* [REQUIRED WORK]: Identify all lines in the data containing the string "color". Copy them out.

(Records about charts and figures)
--------------------

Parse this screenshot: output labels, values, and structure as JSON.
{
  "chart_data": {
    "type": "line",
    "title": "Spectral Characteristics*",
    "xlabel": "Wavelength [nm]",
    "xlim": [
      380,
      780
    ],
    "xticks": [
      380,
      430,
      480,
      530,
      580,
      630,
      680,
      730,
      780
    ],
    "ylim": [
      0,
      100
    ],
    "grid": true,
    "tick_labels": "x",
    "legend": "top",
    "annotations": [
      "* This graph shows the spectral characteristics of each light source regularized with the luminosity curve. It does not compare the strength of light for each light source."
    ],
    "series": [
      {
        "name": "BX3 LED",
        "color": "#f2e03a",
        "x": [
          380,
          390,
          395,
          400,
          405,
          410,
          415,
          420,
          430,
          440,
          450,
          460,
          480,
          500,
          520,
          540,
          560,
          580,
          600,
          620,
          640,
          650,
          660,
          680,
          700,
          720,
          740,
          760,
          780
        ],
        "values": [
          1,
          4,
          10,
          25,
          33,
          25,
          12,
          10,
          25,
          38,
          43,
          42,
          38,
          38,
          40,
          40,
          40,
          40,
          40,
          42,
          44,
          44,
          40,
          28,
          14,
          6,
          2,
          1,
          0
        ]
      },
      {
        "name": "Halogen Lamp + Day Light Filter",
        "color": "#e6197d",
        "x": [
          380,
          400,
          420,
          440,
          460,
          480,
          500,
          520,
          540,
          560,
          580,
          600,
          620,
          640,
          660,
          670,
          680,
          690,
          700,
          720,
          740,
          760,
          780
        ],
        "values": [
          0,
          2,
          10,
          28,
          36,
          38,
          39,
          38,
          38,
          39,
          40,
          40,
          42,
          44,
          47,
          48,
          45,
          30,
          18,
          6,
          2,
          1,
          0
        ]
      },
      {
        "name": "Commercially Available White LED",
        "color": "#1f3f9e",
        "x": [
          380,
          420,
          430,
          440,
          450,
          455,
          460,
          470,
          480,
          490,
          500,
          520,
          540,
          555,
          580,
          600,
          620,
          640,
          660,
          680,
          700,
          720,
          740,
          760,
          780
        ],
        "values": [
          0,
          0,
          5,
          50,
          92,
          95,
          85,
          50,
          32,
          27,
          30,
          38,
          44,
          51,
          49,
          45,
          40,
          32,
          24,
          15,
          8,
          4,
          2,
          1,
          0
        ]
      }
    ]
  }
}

--------------------

* [SOLUTION]:
        "color": "#f2e03a",
        "color": "#e6197d",
        "color": "#1f3f9e",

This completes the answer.